GIVEN REQUEST
Examine the material below and count the lines that hold the word "Heating". Report only the number.

--- start of DATA EXTRACT ---

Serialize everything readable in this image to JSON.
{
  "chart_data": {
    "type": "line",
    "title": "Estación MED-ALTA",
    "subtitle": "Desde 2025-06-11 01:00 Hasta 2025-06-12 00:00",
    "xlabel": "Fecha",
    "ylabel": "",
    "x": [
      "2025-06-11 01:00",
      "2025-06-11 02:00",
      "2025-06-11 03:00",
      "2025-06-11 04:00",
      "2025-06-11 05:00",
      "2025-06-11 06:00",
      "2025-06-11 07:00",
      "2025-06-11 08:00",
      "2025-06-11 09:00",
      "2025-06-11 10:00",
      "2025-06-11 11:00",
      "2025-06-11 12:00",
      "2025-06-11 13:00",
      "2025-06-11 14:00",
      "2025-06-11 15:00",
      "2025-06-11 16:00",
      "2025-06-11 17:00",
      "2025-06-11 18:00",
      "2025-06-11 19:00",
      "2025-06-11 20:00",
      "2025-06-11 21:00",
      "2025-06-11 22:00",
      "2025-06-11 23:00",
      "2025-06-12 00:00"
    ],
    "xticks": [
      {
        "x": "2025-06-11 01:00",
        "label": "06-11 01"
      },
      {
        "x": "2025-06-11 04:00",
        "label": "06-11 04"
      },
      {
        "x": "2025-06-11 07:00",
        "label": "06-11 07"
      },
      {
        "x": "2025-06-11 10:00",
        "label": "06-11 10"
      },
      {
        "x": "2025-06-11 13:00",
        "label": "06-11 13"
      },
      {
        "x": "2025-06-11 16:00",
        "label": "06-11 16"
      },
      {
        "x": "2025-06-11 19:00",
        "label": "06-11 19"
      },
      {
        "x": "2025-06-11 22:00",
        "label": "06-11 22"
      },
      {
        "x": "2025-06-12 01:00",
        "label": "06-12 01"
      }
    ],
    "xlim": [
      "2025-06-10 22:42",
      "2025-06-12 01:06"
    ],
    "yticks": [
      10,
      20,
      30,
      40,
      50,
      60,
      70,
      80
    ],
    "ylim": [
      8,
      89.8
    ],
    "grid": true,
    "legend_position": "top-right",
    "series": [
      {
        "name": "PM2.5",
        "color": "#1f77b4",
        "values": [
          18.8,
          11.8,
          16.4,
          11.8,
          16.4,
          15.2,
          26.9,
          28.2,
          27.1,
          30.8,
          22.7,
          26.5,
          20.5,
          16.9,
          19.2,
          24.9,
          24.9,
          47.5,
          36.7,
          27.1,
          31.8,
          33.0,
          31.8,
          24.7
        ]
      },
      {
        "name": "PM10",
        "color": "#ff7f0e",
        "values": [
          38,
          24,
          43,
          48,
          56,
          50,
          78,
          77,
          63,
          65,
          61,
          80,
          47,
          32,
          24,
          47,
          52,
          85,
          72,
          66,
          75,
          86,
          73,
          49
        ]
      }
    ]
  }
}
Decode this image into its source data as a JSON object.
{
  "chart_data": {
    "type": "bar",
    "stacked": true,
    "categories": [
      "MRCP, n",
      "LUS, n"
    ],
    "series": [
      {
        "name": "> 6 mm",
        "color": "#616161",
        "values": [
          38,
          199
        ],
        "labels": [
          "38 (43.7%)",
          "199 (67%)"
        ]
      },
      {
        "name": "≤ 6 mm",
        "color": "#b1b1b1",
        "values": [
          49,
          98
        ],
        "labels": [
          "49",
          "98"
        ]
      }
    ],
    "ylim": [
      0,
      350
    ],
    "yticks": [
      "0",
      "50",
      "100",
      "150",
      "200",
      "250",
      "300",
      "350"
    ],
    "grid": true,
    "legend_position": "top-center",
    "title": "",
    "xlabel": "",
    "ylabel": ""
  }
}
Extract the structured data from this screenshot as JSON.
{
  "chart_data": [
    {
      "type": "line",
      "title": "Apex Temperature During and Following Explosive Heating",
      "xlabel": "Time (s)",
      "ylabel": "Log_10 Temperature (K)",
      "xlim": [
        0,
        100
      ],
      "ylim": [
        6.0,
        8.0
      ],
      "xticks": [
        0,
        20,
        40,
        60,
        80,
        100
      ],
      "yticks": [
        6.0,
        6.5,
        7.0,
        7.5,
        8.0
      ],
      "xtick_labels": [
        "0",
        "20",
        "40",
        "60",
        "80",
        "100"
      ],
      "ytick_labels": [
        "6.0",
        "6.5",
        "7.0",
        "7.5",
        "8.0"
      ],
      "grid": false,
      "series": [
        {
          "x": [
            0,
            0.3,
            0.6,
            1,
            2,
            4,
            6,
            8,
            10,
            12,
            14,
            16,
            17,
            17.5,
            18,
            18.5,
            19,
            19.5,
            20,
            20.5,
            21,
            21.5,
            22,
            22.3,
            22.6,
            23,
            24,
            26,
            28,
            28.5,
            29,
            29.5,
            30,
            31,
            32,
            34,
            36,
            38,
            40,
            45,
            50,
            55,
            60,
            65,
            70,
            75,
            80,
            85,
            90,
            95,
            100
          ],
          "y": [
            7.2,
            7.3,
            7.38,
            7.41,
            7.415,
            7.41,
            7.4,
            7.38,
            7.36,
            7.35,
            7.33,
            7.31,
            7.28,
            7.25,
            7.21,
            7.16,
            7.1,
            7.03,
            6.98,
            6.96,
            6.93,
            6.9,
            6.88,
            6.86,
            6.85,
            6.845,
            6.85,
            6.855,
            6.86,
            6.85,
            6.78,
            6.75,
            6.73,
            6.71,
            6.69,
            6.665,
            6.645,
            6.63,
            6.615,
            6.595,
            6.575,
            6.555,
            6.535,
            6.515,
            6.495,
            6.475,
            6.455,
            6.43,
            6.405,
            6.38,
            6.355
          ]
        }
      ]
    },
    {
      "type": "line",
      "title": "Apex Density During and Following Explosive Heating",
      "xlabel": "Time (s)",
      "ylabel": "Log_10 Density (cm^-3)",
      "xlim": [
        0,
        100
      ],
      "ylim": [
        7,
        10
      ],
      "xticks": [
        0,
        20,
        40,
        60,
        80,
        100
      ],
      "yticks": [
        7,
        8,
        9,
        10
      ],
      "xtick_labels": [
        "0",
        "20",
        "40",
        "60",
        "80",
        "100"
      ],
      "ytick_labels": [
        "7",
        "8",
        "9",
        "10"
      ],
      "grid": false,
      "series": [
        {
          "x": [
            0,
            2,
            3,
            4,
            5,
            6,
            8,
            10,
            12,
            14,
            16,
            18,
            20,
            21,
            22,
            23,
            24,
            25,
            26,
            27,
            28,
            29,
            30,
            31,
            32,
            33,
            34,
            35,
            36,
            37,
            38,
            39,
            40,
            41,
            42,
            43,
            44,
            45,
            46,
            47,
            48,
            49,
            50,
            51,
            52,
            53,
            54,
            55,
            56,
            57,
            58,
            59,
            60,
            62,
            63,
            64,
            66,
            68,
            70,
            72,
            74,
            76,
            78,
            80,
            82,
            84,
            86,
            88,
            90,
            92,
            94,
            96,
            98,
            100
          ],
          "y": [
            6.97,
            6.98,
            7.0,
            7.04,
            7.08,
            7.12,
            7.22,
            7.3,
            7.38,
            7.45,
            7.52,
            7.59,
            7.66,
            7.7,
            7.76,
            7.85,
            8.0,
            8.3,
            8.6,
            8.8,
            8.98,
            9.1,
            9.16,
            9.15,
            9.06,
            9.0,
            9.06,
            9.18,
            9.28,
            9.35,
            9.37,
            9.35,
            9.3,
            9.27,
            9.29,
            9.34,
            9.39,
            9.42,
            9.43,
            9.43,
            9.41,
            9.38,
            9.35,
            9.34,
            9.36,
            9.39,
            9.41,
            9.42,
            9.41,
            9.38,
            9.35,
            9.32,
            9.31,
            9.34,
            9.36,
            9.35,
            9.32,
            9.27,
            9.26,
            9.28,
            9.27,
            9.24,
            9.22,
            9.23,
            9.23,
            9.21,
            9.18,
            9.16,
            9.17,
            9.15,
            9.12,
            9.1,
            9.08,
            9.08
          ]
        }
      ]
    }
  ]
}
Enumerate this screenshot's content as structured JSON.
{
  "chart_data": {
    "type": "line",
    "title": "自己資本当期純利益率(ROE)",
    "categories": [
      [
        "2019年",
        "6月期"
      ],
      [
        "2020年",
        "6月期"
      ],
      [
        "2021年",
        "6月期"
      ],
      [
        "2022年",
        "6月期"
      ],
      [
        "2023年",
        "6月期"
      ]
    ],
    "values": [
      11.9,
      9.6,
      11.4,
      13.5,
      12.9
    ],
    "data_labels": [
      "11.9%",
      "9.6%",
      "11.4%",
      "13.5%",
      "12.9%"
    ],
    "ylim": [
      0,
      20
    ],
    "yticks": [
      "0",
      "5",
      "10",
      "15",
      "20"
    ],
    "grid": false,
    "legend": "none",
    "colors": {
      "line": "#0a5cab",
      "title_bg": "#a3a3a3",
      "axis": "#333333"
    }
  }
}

--- end of DATA EXTRACT ---

FULL ANSWER
2